→ **Request**:
Which lines hold the string "Search"? Copy every one of them.

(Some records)
▼

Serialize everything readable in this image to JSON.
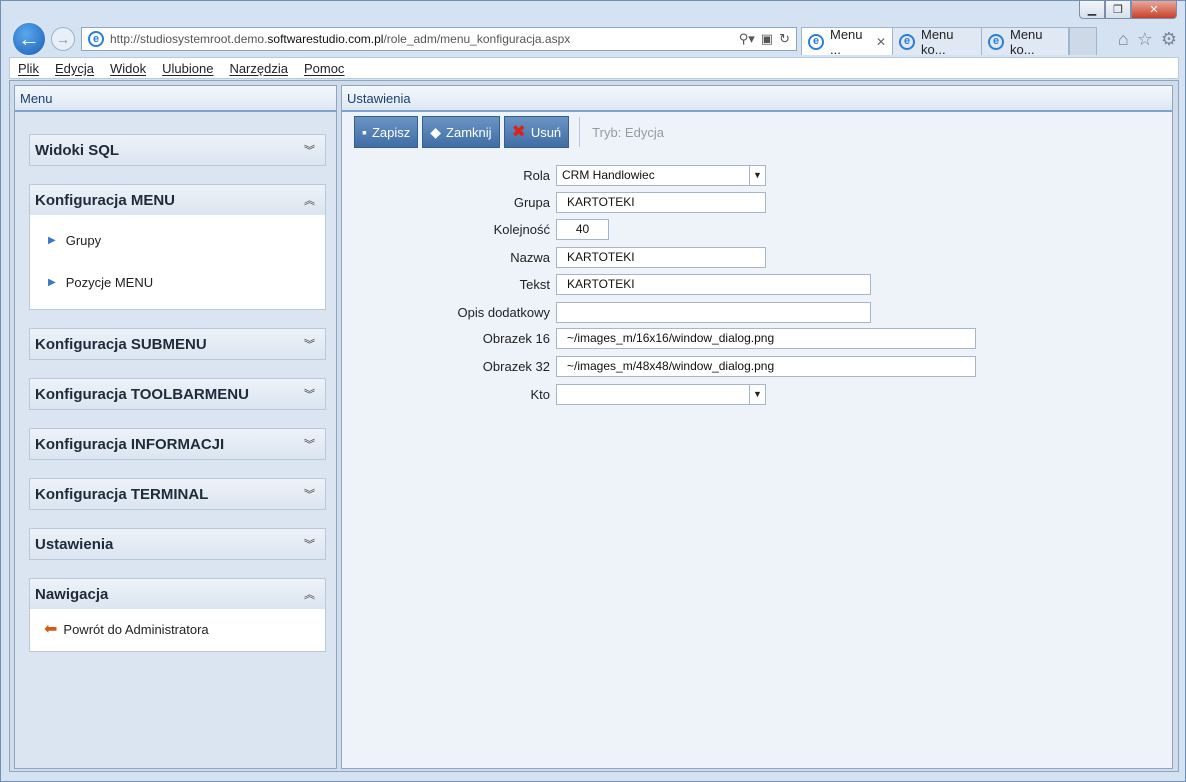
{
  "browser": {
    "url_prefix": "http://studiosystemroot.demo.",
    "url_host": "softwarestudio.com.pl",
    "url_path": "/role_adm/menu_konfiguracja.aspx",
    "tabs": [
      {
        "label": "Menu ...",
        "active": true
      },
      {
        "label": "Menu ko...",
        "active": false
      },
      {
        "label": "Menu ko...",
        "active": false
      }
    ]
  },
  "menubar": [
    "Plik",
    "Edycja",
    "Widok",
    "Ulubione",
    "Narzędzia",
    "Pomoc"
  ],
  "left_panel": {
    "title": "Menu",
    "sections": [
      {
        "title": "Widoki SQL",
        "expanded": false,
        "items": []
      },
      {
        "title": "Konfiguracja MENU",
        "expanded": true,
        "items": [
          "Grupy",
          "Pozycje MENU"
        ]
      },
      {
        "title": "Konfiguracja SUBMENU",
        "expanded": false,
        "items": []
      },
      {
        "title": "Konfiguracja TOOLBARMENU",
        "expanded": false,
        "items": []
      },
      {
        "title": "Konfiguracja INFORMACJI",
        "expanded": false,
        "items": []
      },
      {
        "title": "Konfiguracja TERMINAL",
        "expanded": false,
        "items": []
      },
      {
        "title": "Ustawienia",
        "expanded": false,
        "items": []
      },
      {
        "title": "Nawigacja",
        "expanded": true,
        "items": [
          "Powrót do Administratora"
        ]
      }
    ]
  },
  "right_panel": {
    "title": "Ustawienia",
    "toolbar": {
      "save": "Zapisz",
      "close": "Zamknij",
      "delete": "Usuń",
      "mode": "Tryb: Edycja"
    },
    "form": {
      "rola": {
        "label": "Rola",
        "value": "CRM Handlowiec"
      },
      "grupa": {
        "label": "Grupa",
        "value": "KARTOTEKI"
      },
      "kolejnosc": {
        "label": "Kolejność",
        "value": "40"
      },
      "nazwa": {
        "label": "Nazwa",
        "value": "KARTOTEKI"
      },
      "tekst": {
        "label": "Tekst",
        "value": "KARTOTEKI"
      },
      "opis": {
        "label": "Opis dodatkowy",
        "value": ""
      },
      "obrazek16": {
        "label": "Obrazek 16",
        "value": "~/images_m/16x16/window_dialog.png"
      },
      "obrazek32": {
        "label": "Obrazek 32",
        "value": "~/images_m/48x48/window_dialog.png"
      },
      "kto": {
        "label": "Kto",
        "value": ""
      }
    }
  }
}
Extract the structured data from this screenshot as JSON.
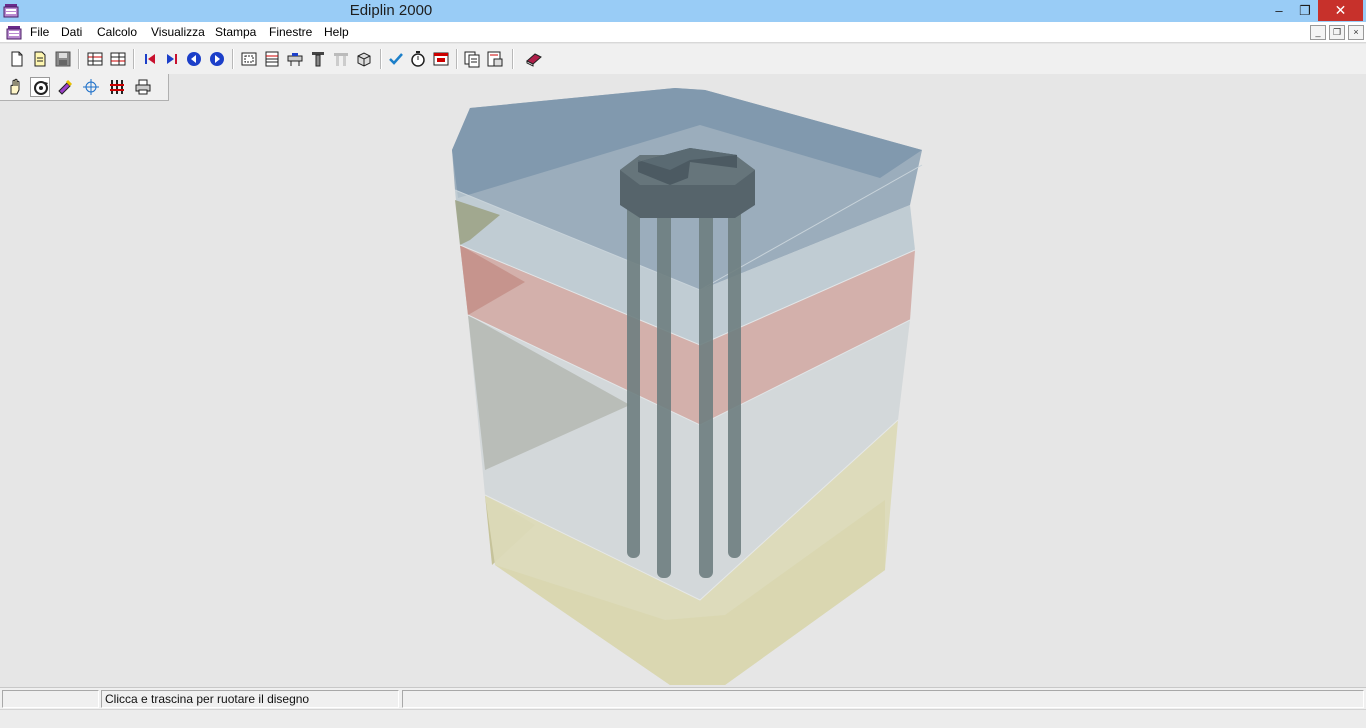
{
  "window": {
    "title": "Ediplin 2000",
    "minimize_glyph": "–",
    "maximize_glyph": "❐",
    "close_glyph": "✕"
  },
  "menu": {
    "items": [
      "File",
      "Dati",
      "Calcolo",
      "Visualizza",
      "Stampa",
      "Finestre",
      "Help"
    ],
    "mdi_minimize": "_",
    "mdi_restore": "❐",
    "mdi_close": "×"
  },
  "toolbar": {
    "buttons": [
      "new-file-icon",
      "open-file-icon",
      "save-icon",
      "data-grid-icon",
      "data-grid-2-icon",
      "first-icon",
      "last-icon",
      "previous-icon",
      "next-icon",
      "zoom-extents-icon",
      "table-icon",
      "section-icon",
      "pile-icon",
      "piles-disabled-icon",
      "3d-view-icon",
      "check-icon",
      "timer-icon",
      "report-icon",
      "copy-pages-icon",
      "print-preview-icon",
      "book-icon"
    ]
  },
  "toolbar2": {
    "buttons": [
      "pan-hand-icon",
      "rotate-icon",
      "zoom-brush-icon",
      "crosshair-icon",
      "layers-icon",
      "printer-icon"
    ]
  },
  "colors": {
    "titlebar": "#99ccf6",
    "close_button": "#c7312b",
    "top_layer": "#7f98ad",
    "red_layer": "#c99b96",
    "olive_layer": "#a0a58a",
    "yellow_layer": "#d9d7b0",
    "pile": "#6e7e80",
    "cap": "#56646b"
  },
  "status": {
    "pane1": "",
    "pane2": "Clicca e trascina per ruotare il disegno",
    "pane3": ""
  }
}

▲
▼

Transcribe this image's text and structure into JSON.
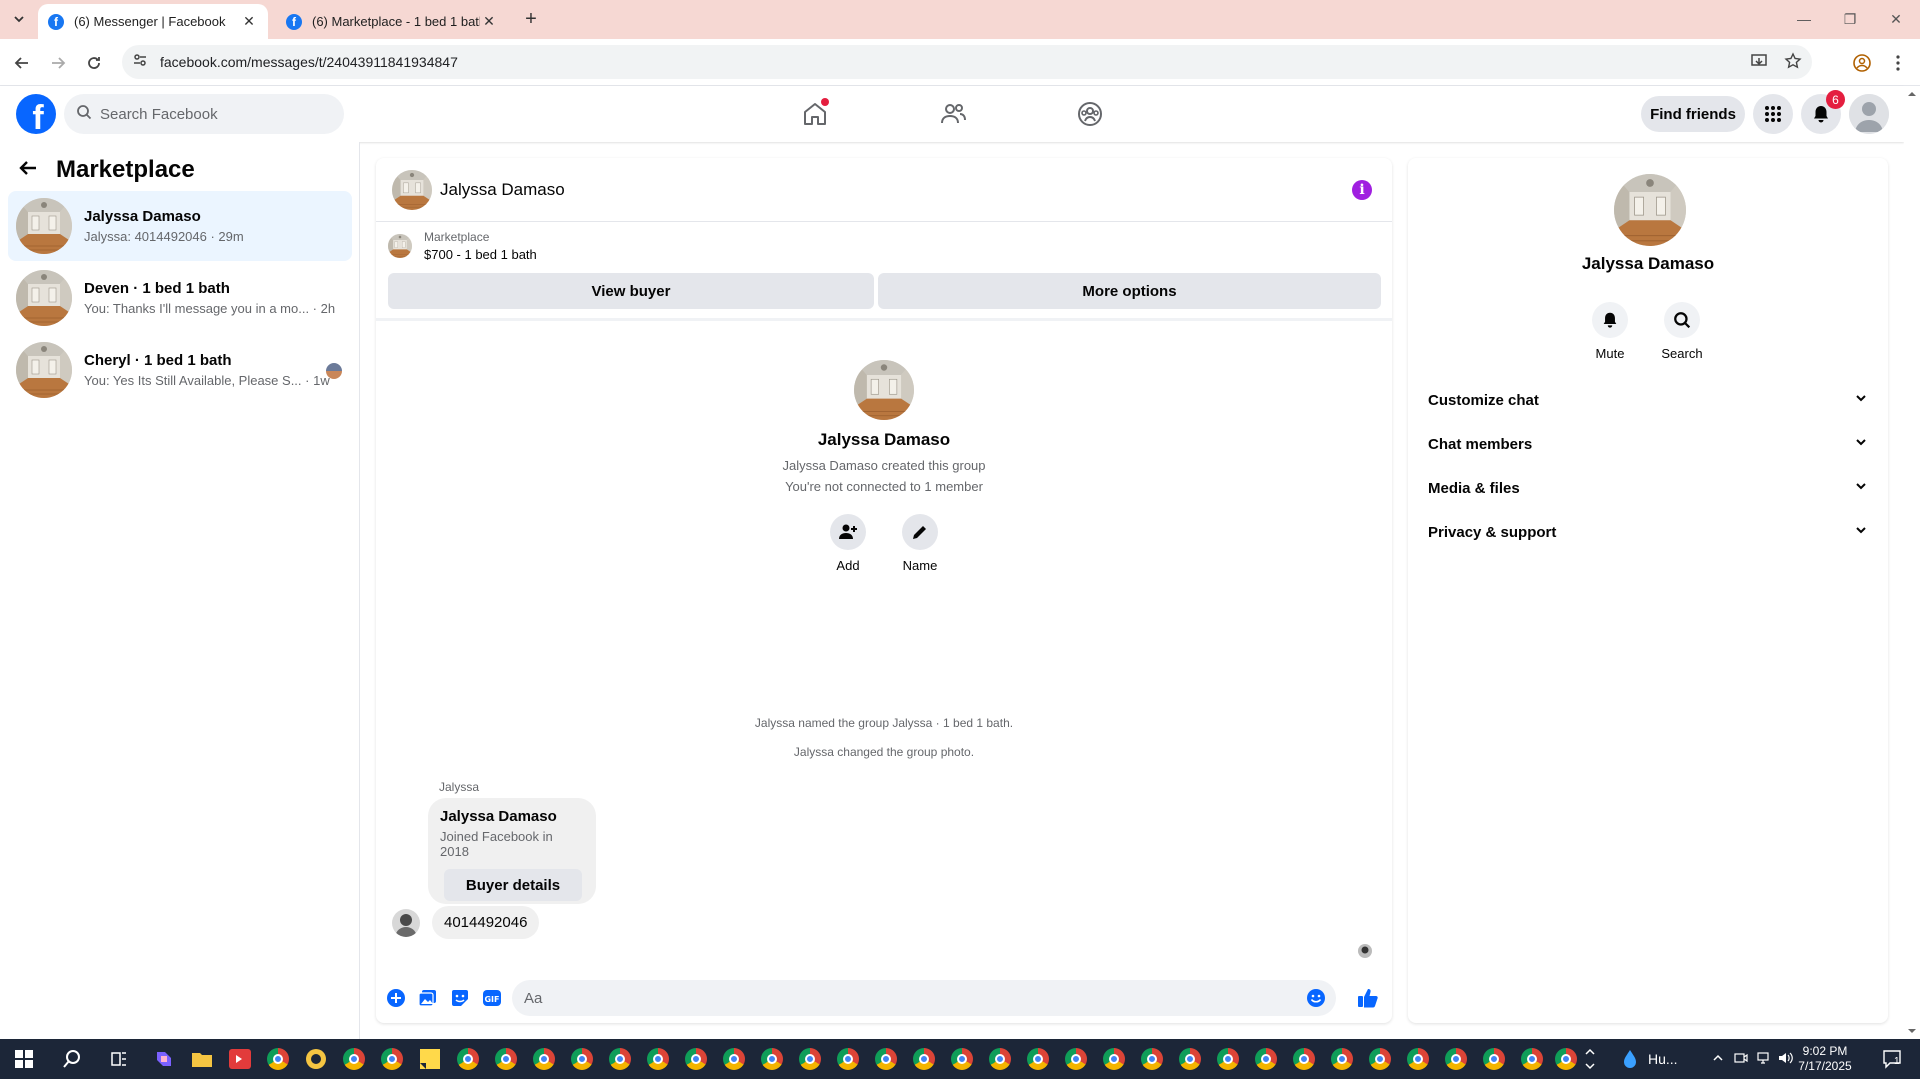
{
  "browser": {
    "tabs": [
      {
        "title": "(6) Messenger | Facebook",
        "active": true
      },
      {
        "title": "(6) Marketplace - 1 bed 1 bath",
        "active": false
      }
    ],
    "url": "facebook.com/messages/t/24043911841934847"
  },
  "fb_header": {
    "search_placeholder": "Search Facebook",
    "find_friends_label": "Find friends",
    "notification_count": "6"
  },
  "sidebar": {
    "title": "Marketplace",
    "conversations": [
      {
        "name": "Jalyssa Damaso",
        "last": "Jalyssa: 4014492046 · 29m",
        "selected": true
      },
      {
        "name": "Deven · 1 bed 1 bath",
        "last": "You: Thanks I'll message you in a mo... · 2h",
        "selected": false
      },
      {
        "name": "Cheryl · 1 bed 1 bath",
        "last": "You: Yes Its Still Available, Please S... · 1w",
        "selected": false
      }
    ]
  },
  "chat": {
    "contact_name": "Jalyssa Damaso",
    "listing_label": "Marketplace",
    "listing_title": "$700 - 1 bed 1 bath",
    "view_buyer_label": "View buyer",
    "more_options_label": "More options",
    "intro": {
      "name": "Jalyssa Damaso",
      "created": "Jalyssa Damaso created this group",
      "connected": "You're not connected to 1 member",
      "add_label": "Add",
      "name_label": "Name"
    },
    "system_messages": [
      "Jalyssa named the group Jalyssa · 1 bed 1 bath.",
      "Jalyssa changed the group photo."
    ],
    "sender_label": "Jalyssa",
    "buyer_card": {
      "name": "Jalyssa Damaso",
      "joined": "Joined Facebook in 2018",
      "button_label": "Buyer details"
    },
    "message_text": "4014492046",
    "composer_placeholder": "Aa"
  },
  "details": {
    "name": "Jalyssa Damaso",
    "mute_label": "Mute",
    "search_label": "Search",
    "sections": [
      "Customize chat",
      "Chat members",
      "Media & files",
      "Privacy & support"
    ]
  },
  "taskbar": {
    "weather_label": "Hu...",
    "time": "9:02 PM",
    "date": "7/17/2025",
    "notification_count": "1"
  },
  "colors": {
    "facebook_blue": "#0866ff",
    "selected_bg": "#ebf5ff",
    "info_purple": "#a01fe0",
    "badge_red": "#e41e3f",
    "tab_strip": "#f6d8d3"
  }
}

▲
▼

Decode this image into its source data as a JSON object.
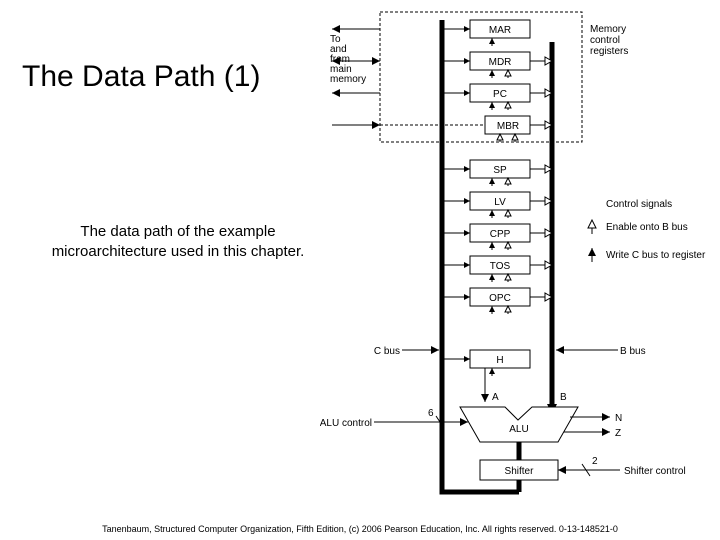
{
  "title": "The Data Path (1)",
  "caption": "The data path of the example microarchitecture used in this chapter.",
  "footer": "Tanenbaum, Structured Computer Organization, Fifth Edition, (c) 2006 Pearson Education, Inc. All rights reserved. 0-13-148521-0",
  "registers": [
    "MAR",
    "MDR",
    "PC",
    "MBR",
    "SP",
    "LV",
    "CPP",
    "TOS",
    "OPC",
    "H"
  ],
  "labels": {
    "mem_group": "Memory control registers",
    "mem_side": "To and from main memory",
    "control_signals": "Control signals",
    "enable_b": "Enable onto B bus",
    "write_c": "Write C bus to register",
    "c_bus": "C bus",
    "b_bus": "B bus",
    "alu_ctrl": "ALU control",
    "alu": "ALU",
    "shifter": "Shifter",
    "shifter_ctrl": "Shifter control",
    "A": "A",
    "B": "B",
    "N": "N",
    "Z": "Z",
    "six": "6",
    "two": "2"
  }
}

▲

→ **Task output**:
    "search_placeholder": "Search Facebook",
    "search_label": "Search",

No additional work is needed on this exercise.